Required task:
Please print every line from the one containing "Enumerate this screenshot's" through the last line of the records below, exactly as written and nothing more.
◇ ◇ ◇ ◇ ◇
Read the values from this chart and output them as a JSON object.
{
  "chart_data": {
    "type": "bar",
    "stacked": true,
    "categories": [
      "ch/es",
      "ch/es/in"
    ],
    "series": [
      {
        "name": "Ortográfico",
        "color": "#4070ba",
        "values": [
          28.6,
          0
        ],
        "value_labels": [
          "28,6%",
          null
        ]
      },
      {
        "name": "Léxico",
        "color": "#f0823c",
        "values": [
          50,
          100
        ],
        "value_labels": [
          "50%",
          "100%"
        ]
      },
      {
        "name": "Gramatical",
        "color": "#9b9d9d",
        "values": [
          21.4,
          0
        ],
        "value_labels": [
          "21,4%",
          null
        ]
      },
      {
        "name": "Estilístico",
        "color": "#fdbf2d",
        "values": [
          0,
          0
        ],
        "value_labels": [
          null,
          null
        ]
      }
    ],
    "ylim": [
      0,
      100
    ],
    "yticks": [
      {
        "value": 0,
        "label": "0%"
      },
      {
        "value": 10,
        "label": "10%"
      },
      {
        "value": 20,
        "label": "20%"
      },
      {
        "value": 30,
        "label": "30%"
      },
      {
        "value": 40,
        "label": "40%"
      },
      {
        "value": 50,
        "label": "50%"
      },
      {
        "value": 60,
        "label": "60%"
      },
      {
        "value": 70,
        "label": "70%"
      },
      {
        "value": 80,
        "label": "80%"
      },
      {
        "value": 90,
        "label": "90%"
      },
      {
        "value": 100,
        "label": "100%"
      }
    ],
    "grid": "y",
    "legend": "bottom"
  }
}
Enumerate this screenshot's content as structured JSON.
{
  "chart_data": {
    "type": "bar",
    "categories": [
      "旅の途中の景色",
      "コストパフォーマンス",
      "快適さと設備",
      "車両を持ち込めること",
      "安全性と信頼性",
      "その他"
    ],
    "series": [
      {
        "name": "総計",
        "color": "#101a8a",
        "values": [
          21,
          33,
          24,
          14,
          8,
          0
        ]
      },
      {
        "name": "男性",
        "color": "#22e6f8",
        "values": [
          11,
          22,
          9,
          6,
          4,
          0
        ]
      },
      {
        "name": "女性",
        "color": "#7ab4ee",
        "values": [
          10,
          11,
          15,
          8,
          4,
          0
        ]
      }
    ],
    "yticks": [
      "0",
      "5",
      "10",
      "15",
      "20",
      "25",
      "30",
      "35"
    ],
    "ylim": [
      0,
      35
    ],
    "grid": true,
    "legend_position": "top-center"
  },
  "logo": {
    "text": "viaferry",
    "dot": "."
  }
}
◇ ◇ ◇ ◇ ◇
Task output:
Enumerate this screenshot's content as structured JSON.
{
  "chart_data": {
    "type": "bar",
    "categories": [
      "旅の途中の景色",
      "コストパフォーマンス",
      "快適さと設備",
      "車両を持ち込めること",
      "安全性と信頼性",
      "その他"
    ],
    "series": [
      {
        "name": "総計",
        "color": "#101a8a",
        "values": [
          21,
          33,
          24,
          14,
          8,
          0
        ]
      },
      {
        "name": "男性",
        "color": "#22e6f8",
        "values": [
          11,
          22,
          9,
          6,
          4,
          0
        ]
      },
      {
        "name": "女性",
        "color": "#7ab4ee",
        "values": [
          10,
          11,
          15,
          8,
          4,
          0
        ]
      }
    ],
    "yticks": [
      "0",
      "5",
      "10",
      "15",
      "20",
      "25",
      "30",
      "35"
    ],
    "ylim": [
      0,
      35
    ],
    "grid": true,
    "legend_position": "top-center"
  },
  "logo": {
    "text": "viaferry",
    "dot": "."
  }
}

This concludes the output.